Print all of the entries exactly, minus the pictures.

——————

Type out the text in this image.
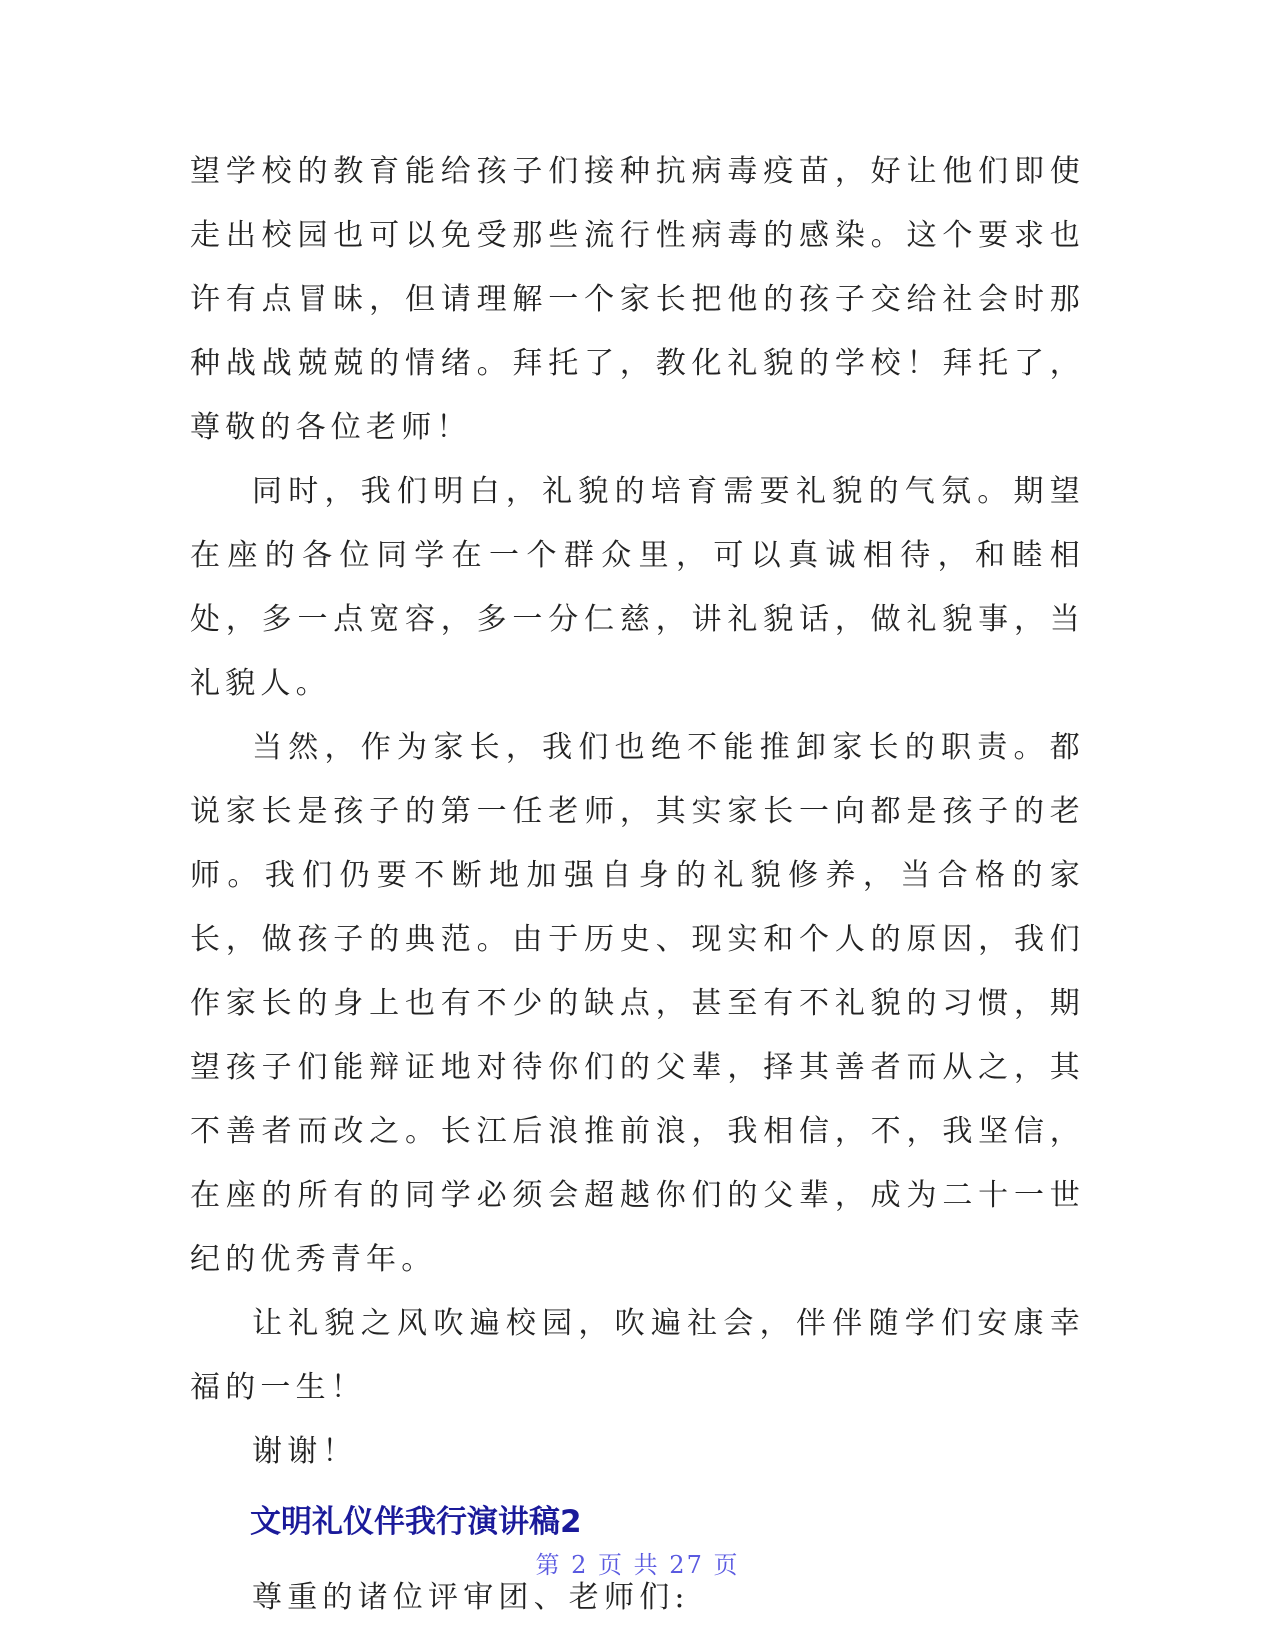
望学校的教育能给孩子们接种抗病毒疫苗，好让他们即使走出校园也可以免受那些流行性病毒的感染。这个要求也许有点冒昧，但请理解一个家长把他的孩子交给社会时那种战战兢兢的情绪。拜托了，教化礼貌的学校！拜托了，尊敬的各位老师！

同时，我们明白，礼貌的培育需要礼貌的气氛。期望在座的各位同学在一个群众里，可以真诚相待，和睦相处，多一点宽容，多一分仁慈，讲礼貌话，做礼貌事，当礼貌人。

当然，作为家长，我们也绝不能推卸家长的职责。都说家长是孩子的第一任老师，其实家长一向都是孩子的老师。我们仍要不断地加强自身的礼貌修养，当合格的家长，做孩子的典范。由于历史、现实和个人的原因，我们作家长的身上也有不少的缺点，甚至有不礼貌的习惯，期望孩子们能辩证地对待你们的父辈，择其善者而从之，其不善者而改之。长江后浪推前浪，我相信，不，我坚信，在座的所有的同学必须会超越你们的父辈，成为二十一世纪的优秀青年。

让礼貌之风吹遍校园，吹遍社会，伴伴随学们安康幸福的一生！

谢谢！

文明礼仪伴我行演讲稿2

尊重的诸位评审团、老师们:

第 2 页 共 27 页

——————

**TASK RESPONSE**
Type out the text in this image.
望学校的教育能给孩子们接种抗病毒疫苗，好让他们即使走出校园也可以免受那些流行性病毒的感染。这个要求也许有点冒昧，但请理解一个家长把他的孩子交给社会时那种战战兢兢的情绪。拜托了，教化礼貌的学校！拜托了，尊敬的各位老师！

同时，我们明白，礼貌的培育需要礼貌的气氛。期望在座的各位同学在一个群众里，可以真诚相待，和睦相处，多一点宽容，多一分仁慈，讲礼貌话，做礼貌事，当礼貌人。

当然，作为家长，我们也绝不能推卸家长的职责。都说家长是孩子的第一任老师，其实家长一向都是孩子的老师。我们仍要不断地加强自身的礼貌修养，当合格的家长，做孩子的典范。由于历史、现实和个人的原因，我们作家长的身上也有不少的缺点，甚至有不礼貌的习惯，期望孩子们能辩证地对待你们的父辈，择其善者而从之，其不善者而改之。长江后浪推前浪，我相信，不，我坚信，在座的所有的同学必须会超越你们的父辈，成为二十一世纪的优秀青年。

让礼貌之风吹遍校园，吹遍社会，伴伴随学们安康幸福的一生！

谢谢！

文明礼仪伴我行演讲稿2

尊重的诸位评审团、老师们:

第 2 页 共 27 页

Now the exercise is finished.